EXERCISE AIM: Tally the lines that hold the word "Naringin" and reply with that figure only.

SOURCE DATA:
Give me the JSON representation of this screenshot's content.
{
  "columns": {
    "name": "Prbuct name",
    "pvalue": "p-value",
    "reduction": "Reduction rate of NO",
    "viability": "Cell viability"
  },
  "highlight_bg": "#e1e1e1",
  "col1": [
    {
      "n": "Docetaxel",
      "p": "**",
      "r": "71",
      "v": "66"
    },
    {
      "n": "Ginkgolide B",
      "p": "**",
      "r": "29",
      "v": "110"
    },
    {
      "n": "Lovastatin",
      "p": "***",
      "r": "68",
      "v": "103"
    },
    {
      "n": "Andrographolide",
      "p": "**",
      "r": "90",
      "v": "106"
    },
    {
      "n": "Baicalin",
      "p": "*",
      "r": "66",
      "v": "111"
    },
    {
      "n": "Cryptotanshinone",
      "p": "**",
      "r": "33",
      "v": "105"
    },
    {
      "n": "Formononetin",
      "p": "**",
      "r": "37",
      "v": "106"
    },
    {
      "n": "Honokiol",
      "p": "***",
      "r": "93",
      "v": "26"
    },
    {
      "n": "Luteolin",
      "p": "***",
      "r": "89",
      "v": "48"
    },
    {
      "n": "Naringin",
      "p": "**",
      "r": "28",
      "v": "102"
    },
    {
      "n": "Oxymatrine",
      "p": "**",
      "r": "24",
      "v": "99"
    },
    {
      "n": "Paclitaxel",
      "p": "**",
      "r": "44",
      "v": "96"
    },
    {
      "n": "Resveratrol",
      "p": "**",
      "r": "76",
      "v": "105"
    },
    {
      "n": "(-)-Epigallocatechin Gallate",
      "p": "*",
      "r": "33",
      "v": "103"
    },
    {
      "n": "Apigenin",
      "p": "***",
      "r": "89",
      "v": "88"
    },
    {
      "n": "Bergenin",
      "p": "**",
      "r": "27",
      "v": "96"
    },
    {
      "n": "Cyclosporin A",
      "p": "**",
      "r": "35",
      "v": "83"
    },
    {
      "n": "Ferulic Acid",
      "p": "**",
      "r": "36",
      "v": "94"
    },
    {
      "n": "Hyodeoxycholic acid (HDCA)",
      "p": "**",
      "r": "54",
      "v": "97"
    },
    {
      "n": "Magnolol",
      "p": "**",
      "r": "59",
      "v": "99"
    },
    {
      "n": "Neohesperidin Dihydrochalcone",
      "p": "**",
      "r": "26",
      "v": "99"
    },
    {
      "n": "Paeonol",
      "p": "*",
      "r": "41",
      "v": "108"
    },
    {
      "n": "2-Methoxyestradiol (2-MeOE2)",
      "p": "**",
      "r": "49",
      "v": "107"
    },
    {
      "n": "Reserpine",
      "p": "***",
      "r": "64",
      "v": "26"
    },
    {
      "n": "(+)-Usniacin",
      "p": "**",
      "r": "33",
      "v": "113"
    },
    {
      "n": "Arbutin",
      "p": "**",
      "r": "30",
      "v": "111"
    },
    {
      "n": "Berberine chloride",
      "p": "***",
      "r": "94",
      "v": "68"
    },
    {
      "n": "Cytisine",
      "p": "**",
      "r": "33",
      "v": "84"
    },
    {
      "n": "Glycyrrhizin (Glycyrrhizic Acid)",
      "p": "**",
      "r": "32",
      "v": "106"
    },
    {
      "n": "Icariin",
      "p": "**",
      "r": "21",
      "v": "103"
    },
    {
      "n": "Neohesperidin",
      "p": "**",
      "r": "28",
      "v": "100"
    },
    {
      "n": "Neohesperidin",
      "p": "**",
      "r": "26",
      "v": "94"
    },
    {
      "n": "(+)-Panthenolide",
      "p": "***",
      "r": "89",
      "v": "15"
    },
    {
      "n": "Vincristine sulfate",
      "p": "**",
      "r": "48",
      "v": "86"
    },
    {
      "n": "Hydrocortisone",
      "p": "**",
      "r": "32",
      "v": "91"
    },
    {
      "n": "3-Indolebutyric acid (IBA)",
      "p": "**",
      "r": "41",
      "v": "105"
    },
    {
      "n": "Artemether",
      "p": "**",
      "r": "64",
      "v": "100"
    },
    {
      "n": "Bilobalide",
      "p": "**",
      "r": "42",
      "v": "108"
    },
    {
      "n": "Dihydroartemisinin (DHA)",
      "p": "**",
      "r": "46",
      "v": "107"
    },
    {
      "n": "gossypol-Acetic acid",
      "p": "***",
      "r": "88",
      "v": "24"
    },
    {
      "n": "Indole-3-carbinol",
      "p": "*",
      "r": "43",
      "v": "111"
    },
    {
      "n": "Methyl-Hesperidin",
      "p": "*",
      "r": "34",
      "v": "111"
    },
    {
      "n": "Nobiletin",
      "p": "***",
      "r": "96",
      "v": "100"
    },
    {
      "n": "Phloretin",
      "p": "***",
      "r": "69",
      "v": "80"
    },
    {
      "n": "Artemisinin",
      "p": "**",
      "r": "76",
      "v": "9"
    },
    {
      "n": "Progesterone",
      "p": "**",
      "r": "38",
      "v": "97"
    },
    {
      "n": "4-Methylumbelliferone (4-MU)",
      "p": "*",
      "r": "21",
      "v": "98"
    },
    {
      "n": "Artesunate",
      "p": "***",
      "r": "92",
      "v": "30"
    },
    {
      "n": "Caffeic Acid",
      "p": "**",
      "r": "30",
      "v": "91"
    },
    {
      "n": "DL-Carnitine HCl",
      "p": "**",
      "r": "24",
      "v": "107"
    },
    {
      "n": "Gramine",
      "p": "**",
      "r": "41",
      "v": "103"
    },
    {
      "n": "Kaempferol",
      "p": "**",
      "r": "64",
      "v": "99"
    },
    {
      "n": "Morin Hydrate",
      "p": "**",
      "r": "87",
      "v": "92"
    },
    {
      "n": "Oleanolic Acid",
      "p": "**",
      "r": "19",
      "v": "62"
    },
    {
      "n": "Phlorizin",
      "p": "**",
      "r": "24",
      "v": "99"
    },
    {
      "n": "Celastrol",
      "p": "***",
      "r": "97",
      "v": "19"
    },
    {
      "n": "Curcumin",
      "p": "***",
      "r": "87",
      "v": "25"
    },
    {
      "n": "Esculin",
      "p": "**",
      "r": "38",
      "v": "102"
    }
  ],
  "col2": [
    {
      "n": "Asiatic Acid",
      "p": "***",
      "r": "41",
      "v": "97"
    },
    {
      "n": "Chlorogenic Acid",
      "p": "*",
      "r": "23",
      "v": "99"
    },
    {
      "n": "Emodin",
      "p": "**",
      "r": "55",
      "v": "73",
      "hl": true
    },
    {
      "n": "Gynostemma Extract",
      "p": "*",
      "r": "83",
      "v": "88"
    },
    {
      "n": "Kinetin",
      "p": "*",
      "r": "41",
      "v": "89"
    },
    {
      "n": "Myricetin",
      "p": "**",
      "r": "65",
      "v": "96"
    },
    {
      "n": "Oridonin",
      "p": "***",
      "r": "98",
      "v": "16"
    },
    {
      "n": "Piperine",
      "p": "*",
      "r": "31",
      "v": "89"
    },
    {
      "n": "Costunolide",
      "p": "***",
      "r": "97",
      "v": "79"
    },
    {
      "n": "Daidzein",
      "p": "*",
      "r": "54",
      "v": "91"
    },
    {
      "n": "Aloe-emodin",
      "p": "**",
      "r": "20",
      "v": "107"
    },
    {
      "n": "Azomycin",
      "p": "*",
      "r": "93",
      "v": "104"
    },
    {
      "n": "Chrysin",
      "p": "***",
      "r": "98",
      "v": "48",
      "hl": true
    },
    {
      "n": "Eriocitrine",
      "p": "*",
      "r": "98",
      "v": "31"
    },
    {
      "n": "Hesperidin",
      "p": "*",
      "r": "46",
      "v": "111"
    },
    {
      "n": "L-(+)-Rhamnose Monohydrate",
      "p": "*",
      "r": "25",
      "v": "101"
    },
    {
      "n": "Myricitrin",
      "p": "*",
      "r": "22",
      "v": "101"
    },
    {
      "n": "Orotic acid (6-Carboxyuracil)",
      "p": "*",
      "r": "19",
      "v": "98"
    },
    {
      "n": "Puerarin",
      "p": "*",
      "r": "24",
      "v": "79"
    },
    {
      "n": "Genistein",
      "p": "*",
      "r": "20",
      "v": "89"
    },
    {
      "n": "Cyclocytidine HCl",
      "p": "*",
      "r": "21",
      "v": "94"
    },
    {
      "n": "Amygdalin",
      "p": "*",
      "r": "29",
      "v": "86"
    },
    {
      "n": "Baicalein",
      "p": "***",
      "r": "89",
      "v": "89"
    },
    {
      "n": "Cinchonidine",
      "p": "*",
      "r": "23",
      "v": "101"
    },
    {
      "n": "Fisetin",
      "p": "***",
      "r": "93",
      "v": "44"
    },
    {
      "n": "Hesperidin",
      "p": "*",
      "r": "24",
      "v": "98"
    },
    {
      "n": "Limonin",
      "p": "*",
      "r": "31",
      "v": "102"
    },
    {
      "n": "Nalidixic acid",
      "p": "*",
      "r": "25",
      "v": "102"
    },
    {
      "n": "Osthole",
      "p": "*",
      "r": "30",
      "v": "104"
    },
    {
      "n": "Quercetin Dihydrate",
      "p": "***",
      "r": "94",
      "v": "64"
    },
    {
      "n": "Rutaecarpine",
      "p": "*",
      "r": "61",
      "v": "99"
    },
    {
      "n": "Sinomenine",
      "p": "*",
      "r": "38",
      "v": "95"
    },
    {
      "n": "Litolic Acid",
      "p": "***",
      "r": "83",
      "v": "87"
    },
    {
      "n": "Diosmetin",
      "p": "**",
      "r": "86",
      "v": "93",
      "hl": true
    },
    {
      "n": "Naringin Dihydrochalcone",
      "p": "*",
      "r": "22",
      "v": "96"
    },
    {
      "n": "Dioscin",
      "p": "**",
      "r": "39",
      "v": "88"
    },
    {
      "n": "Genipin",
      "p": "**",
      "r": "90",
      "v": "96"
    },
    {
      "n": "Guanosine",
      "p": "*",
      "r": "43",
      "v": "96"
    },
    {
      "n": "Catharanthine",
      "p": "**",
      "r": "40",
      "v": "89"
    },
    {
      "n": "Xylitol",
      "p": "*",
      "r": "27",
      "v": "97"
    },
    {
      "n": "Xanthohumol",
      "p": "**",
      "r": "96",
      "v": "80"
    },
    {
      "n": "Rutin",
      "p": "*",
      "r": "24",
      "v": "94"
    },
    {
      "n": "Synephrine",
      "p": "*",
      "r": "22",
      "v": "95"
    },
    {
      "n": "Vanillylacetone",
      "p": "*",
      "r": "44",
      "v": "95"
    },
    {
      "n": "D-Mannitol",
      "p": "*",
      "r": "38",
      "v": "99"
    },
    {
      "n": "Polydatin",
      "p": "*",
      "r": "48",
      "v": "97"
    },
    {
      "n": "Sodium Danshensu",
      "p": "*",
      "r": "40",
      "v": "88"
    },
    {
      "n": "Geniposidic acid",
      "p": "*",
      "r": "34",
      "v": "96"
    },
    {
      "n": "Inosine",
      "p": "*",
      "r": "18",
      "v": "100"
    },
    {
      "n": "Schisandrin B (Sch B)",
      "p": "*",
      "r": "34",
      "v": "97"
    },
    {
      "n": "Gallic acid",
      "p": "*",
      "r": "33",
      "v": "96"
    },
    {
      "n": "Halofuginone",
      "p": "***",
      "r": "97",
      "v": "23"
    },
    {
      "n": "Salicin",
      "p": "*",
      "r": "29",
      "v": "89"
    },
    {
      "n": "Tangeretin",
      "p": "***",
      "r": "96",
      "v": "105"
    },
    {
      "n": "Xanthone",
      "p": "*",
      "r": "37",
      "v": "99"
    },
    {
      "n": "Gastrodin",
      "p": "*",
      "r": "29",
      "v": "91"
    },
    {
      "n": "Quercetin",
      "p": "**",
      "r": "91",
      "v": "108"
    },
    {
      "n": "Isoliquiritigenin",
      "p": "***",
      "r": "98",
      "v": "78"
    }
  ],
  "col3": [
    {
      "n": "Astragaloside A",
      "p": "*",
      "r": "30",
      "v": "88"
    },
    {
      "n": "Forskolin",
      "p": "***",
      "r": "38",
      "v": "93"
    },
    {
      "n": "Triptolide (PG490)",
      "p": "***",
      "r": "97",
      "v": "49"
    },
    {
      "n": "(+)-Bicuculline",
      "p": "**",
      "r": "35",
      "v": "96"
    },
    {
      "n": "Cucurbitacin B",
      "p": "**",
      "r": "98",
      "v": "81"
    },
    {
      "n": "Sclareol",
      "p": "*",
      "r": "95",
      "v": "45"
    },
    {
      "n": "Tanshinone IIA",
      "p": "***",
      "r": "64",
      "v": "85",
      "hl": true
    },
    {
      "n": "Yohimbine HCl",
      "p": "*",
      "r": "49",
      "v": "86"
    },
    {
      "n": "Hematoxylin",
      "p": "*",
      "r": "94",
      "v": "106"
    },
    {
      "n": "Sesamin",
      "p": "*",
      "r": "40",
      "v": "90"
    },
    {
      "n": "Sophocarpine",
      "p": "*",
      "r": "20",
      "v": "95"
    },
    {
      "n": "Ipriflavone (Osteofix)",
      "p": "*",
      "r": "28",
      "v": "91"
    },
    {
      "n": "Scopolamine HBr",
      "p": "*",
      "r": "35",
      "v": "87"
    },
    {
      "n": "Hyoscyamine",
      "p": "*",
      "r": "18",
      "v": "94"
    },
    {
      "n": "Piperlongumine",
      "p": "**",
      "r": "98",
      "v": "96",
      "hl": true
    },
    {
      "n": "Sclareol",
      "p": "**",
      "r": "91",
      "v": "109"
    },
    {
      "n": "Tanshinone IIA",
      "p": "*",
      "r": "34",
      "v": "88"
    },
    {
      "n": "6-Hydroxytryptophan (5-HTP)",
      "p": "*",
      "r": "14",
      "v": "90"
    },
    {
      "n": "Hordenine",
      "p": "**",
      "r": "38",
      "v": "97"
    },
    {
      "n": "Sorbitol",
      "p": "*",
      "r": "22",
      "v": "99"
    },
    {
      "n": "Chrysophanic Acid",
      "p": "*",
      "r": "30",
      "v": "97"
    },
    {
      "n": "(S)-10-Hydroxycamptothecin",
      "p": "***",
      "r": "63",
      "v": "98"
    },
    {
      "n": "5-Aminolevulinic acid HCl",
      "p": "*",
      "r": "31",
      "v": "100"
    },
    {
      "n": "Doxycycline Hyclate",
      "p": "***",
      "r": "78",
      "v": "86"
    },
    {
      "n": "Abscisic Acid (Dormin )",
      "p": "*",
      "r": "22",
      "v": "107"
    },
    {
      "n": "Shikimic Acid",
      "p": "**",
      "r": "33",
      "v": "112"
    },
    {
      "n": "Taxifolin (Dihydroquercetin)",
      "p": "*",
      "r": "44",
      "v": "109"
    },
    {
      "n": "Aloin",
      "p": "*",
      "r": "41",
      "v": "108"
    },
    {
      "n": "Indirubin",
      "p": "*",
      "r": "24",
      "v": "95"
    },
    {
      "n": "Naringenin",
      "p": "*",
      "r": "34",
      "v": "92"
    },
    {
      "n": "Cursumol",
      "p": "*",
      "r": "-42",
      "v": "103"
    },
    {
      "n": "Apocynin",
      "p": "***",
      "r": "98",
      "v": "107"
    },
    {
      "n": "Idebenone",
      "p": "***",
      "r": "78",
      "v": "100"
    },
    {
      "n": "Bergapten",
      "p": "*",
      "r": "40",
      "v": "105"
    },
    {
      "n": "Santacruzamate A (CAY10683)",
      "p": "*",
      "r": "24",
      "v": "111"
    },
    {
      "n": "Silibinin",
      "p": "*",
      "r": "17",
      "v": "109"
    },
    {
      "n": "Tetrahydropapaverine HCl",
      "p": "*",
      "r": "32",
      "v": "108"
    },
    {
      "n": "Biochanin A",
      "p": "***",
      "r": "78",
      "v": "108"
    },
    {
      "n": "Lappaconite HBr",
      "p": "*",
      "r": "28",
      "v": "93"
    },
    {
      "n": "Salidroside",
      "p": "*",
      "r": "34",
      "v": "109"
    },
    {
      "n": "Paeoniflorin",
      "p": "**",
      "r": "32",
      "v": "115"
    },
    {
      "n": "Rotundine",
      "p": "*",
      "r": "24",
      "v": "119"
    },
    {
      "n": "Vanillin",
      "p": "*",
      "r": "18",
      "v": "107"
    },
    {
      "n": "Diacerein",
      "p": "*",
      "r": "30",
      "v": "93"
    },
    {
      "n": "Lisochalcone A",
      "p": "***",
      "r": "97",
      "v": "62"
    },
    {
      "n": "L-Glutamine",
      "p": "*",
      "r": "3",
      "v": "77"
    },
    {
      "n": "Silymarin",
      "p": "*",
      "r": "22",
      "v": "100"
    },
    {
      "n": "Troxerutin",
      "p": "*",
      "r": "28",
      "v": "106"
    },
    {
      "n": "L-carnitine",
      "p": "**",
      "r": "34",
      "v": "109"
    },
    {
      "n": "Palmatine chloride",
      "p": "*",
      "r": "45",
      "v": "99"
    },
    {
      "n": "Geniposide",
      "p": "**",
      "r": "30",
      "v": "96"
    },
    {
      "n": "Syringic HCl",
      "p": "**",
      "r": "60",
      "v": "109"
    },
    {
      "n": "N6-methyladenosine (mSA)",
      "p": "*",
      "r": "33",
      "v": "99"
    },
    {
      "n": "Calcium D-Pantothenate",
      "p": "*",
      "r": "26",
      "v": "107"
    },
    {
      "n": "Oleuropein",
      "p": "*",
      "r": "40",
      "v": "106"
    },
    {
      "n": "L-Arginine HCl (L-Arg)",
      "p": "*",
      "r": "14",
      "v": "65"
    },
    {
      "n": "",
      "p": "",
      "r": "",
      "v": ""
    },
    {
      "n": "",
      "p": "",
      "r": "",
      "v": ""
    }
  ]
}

RESULT: 2